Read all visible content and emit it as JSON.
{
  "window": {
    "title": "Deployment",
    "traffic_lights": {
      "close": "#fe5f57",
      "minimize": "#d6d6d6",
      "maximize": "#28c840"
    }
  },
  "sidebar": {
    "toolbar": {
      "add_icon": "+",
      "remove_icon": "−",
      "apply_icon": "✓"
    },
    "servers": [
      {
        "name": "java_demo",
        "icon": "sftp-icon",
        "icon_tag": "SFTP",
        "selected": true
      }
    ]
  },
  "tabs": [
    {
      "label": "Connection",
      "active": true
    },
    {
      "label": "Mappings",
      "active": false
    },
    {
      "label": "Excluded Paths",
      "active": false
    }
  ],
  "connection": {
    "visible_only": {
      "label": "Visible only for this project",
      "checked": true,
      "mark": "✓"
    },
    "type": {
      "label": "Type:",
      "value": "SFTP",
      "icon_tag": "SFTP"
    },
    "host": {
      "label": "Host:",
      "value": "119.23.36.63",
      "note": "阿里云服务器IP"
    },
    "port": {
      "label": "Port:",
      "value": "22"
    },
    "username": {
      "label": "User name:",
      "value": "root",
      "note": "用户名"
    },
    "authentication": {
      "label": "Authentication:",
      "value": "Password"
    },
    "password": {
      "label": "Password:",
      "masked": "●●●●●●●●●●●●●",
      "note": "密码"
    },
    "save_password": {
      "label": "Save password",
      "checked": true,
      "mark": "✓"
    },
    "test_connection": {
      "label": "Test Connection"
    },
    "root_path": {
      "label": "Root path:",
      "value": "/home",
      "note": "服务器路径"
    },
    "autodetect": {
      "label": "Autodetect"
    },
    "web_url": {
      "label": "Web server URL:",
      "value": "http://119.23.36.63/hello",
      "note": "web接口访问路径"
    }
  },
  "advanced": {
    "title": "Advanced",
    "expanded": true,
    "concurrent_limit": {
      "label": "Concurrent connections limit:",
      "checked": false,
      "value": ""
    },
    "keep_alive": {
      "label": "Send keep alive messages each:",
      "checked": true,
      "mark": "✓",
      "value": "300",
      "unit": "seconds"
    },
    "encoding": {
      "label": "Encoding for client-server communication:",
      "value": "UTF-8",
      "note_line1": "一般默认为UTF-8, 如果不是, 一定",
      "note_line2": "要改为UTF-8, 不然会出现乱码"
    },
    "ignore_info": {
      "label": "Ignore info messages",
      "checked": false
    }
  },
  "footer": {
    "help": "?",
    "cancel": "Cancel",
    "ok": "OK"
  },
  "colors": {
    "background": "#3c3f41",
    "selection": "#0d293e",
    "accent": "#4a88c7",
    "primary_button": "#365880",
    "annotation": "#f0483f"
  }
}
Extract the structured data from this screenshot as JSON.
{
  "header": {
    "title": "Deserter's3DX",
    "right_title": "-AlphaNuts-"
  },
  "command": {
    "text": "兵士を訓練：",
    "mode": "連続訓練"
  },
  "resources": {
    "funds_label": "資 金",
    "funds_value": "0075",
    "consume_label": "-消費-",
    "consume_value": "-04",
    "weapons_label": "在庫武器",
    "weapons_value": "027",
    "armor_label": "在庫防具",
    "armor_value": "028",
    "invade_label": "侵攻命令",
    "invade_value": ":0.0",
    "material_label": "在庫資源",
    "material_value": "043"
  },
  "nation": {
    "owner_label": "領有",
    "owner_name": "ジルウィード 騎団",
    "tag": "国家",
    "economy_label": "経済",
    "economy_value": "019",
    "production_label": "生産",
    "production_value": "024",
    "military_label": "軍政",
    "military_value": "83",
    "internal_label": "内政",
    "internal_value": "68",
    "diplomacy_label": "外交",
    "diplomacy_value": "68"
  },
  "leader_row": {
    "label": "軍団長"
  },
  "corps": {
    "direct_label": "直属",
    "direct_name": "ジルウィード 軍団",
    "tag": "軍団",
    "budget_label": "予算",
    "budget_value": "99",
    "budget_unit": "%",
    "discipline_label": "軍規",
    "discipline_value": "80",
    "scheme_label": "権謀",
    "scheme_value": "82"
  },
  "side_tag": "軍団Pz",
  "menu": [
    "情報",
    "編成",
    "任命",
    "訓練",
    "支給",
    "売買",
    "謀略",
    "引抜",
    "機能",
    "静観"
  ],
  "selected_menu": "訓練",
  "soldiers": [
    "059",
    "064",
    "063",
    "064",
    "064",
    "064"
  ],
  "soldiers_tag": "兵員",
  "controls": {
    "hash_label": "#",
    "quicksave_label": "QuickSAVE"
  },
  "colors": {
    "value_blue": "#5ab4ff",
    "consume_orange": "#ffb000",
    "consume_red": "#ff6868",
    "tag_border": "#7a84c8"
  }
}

▸ EXERCISE REQUIREMENTS: Copy all the entries verbatim.

▸ CORRECT ANSWER:
Read all visible content and emit it as JSON.
{
  "window": {
    "title": "Deployment",
    "traffic_lights": {
      "close": "#fe5f57",
      "minimize": "#d6d6d6",
      "maximize": "#28c840"
    }
  },
  "sidebar": {
    "toolbar": {
      "add_icon": "+",
      "remove_icon": "−",
      "apply_icon": "✓"
    },
    "servers": [
      {
        "name": "java_demo",
        "icon": "sftp-icon",
        "icon_tag": "SFTP",
        "selected": true
      }
    ]
  },
  "tabs": [
    {
      "label": "Connection",
      "active": true
    },
    {
      "label": "Mappings",
      "active": false
    },
    {
      "label": "Excluded Paths",
      "active": false
    }
  ],
  "connection": {
    "visible_only": {
      "label": "Visible only for this project",
      "checked": true,
      "mark": "✓"
    },
    "type": {
      "label": "Type:",
      "value": "SFTP",
      "icon_tag": "SFTP"
    },
    "host": {
      "label": "Host:",
      "value": "119.23.36.63",
      "note": "阿里云服务器IP"
    },
    "port": {
      "label": "Port:",
      "value": "22"
    },
    "username": {
      "label": "User name:",
      "value": "root",
      "note": "用户名"
    },
    "authentication": {
      "label": "Authentication:",
      "value": "Password"
    },
    "password": {
      "label": "Password:",
      "masked": "●●●●●●●●●●●●●",
      "note": "密码"
    },
    "save_password": {
      "label": "Save password",
      "checked": true,
      "mark": "✓"
    },
    "test_connection": {
      "label": "Test Connection"
    },
    "root_path": {
      "label": "Root path:",
      "value": "/home",
      "note": "服务器路径"
    },
    "autodetect": {
      "label": "Autodetect"
    },
    "web_url": {
      "label": "Web server URL:",
      "value": "http://119.23.36.63/hello",
      "note": "web接口访问路径"
    }
  },
  "advanced": {
    "title": "Advanced",
    "expanded": true,
    "concurrent_limit": {
      "label": "Concurrent connections limit:",
      "checked": false,
      "value": ""
    },
    "keep_alive": {
      "label": "Send keep alive messages each:",
      "checked": true,
      "mark": "✓",
      "value": "300",
      "unit": "seconds"
    },
    "encoding": {
      "label": "Encoding for client-server communication:",
      "value": "UTF-8",
      "note_line1": "一般默认为UTF-8, 如果不是, 一定",
      "note_line2": "要改为UTF-8, 不然会出现乱码"
    },
    "ignore_info": {
      "label": "Ignore info messages",
      "checked": false
    }
  },
  "footer": {
    "help": "?",
    "cancel": "Cancel",
    "ok": "OK"
  },
  "colors": {
    "background": "#3c3f41",
    "selection": "#0d293e",
    "accent": "#4a88c7",
    "primary_button": "#365880",
    "annotation": "#f0483f"
  }
}
Extract the structured data from this screenshot as JSON.
{
  "header": {
    "title": "Deserter's3DX",
    "right_title": "-AlphaNuts-"
  },
  "command": {
    "text": "兵士を訓練：",
    "mode": "連続訓練"
  },
  "resources": {
    "funds_label": "資 金",
    "funds_value": "0075",
    "consume_label": "-消費-",
    "consume_value": "-04",
    "weapons_label": "在庫武器",
    "weapons_value": "027",
    "armor_label": "在庫防具",
    "armor_value": "028",
    "invade_label": "侵攻命令",
    "invade_value": ":0.0",
    "material_label": "在庫資源",
    "material_value": "043"
  },
  "nation": {
    "owner_label": "領有",
    "owner_name": "ジルウィード 騎団",
    "tag": "国家",
    "economy_label": "経済",
    "economy_value": "019",
    "production_label": "生産",
    "production_value": "024",
    "military_label": "軍政",
    "military_value": "83",
    "internal_label": "内政",
    "internal_value": "68",
    "diplomacy_label": "外交",
    "diplomacy_value": "68"
  },
  "leader_row": {
    "label": "軍団長"
  },
  "corps": {
    "direct_label": "直属",
    "direct_name": "ジルウィード 軍団",
    "tag": "軍団",
    "budget_label": "予算",
    "budget_value": "99",
    "budget_unit": "%",
    "discipline_label": "軍規",
    "discipline_value": "80",
    "scheme_label": "権謀",
    "scheme_value": "82"
  },
  "side_tag": "軍団Pz",
  "menu": [
    "情報",
    "編成",
    "任命",
    "訓練",
    "支給",
    "売買",
    "謀略",
    "引抜",
    "機能",
    "静観"
  ],
  "selected_menu": "訓練",
  "soldiers": [
    "059",
    "064",
    "063",
    "064",
    "064",
    "064"
  ],
  "soldiers_tag": "兵員",
  "controls": {
    "hash_label": "#",
    "quicksave_label": "QuickSAVE"
  },
  "colors": {
    "value_blue": "#5ab4ff",
    "consume_orange": "#ffb000",
    "consume_red": "#ff6868",
    "tag_border": "#7a84c8"
  }
}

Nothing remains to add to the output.